#### [Provided entries]

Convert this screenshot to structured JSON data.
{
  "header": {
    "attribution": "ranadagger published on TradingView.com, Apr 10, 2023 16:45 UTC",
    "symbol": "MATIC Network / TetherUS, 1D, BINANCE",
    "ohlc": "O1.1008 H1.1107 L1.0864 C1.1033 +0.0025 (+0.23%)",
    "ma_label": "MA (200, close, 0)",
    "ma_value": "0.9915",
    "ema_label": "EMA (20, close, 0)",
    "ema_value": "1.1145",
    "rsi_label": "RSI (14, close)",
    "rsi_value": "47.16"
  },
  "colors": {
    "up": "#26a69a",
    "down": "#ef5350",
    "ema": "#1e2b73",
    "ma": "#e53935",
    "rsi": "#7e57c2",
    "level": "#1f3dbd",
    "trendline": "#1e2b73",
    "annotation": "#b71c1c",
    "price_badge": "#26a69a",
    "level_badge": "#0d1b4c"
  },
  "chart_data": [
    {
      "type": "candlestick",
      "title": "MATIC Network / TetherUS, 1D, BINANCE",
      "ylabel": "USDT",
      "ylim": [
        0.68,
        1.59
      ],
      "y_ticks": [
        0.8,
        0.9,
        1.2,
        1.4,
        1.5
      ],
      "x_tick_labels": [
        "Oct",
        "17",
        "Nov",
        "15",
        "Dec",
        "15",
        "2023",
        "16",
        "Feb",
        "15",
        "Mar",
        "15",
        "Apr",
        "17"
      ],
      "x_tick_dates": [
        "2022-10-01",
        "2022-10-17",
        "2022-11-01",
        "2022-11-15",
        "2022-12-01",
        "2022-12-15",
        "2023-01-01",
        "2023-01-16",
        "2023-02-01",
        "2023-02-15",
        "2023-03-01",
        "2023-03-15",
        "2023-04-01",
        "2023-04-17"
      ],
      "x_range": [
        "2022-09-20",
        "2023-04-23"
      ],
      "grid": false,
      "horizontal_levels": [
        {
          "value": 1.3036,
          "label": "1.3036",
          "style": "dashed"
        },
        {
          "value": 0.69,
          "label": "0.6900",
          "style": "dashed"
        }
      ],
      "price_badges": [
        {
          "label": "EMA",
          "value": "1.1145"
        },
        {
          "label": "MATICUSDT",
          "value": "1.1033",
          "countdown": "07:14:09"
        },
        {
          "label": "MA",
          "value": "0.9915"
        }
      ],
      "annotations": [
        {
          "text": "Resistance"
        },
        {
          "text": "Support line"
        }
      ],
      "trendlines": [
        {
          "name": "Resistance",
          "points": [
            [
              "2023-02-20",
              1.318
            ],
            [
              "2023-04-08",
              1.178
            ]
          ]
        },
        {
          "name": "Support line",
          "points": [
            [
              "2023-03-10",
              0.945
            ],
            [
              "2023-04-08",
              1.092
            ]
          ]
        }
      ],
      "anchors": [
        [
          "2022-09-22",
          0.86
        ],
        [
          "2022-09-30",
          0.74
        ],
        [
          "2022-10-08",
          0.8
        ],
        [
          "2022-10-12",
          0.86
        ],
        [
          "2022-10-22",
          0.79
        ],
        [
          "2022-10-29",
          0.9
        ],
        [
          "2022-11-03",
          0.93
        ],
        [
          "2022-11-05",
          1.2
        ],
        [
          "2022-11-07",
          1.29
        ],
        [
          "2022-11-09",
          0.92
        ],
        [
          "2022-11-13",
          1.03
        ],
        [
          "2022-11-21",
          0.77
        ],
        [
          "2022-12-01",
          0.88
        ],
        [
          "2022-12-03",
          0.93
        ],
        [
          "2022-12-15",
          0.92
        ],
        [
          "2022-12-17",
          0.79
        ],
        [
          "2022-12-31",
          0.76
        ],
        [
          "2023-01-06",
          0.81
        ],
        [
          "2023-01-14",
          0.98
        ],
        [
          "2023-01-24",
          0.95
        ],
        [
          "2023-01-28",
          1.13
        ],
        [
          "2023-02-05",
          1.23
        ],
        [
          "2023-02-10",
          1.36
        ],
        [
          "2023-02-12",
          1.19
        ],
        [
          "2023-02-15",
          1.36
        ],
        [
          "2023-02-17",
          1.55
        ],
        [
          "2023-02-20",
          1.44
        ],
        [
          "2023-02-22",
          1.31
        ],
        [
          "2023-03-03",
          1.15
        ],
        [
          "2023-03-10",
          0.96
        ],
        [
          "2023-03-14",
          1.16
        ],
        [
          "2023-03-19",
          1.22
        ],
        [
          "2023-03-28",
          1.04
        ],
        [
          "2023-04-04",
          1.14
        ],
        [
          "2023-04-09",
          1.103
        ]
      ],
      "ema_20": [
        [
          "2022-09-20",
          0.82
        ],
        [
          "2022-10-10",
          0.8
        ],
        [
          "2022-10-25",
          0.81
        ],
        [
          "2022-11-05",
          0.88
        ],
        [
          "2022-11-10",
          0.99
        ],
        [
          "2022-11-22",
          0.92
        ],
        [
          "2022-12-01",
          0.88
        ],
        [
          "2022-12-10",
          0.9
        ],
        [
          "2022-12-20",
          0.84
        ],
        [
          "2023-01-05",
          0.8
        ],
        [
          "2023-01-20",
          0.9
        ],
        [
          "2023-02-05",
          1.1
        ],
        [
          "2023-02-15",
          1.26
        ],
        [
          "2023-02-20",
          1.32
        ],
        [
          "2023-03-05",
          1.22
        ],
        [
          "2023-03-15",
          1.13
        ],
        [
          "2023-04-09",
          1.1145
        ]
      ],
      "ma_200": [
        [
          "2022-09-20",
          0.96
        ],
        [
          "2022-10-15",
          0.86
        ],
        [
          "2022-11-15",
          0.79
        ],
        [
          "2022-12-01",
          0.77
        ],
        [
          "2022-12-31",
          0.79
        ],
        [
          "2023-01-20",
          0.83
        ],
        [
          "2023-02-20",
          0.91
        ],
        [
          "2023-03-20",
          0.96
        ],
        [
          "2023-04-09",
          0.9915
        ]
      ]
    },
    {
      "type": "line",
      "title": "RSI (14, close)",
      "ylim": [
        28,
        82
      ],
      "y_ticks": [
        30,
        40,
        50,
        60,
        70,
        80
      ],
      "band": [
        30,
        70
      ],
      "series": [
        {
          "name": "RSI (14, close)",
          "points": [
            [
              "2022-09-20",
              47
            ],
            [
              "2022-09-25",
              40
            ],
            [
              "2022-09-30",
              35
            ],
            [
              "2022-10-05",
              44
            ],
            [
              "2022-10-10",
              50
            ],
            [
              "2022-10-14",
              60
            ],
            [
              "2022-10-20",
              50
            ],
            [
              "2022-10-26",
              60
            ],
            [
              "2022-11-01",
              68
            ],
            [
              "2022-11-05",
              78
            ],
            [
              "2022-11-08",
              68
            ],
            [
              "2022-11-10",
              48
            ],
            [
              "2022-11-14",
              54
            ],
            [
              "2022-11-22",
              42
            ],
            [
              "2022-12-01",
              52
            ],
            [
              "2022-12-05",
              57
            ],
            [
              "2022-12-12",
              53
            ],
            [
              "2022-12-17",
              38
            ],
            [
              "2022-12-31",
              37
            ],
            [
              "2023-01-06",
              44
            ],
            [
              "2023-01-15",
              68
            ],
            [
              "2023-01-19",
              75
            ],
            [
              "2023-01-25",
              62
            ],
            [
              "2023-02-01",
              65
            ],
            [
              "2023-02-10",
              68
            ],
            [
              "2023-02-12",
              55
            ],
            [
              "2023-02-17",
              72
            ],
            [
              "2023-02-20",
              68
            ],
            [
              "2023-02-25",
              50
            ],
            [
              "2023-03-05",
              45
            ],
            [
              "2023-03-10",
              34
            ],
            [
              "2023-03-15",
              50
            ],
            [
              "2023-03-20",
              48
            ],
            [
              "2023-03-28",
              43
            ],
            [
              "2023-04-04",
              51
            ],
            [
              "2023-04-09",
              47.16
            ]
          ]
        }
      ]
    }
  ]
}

#### [What is asked]
Check each line above for the string "Network", then copy the ones that have it.

#### [Response]
    "symbol": "MATIC Network / TetherUS, 1D, BINANCE",
      "title": "MATIC Network / TetherUS, 1D, BINANCE",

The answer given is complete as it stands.